Data records:
___

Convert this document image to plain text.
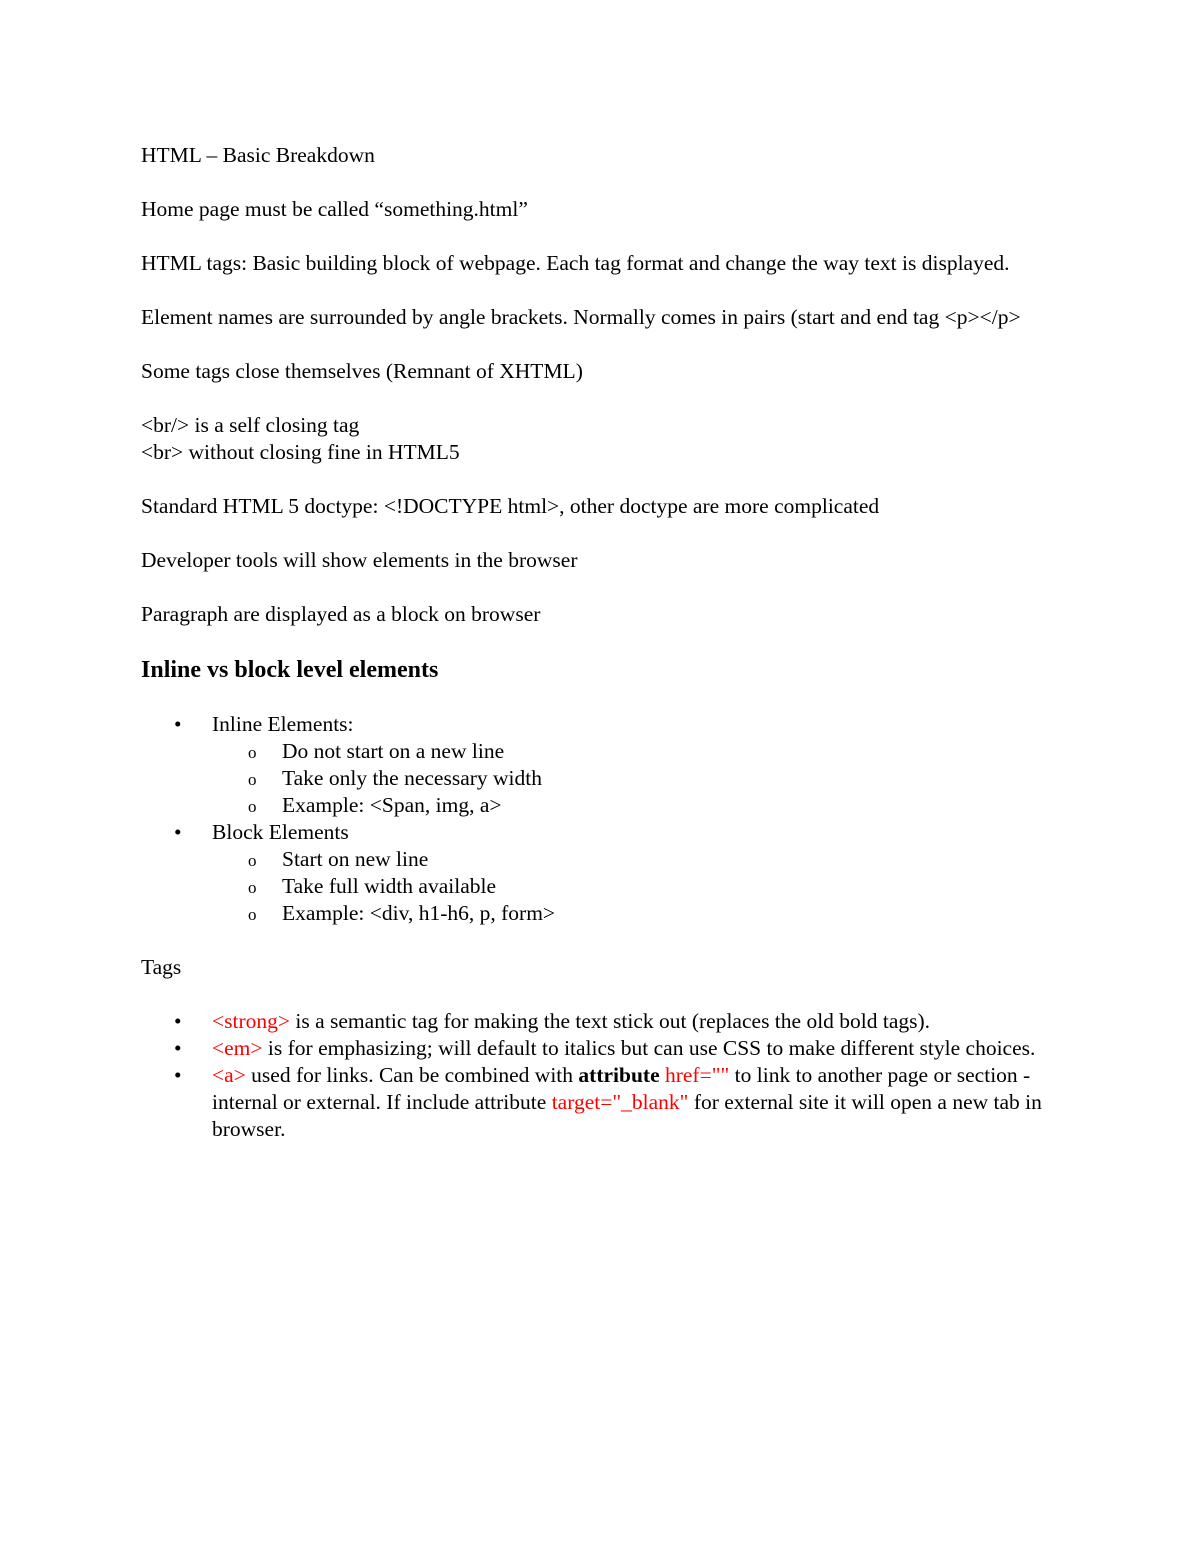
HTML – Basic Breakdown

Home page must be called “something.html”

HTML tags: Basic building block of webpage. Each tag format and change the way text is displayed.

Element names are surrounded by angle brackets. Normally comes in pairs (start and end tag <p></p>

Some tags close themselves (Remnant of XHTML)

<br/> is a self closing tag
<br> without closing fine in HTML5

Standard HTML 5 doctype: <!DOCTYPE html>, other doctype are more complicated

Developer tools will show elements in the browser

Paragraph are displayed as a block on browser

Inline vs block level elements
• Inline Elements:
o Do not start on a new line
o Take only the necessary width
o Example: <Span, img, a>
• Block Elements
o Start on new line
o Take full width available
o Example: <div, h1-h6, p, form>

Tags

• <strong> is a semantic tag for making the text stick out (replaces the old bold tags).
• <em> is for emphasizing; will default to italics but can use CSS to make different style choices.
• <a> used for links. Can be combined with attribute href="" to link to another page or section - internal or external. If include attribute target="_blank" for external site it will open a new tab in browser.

___

Instructions to follow -
Keep the pictures out of the copy and return the rest of the data above exactly.

Task solution -
Convert this document image to plain text.
HTML – Basic Breakdown

Home page must be called “something.html”

HTML tags: Basic building block of webpage. Each tag format and change the way text is displayed.

Element names are surrounded by angle brackets. Normally comes in pairs (start and end tag <p></p>

Some tags close themselves (Remnant of XHTML)

<br/> is a self closing tag
<br> without closing fine in HTML5

Standard HTML 5 doctype: <!DOCTYPE html>, other doctype are more complicated

Developer tools will show elements in the browser

Paragraph are displayed as a block on browser

Inline vs block level elements
• Inline Elements:
o Do not start on a new line
o Take only the necessary width
o Example: <Span, img, a>
• Block Elements
o Start on new line
o Take full width available
o Example: <div, h1-h6, p, form>

Tags

• <strong> is a semantic tag for making the text stick out (replaces the old bold tags).
• <em> is for emphasizing; will default to italics but can use CSS to make different style choices.
• <a> used for links. Can be combined with attribute href="" to link to another page or section - internal or external. If include attribute target="_blank" for external site it will open a new tab in browser.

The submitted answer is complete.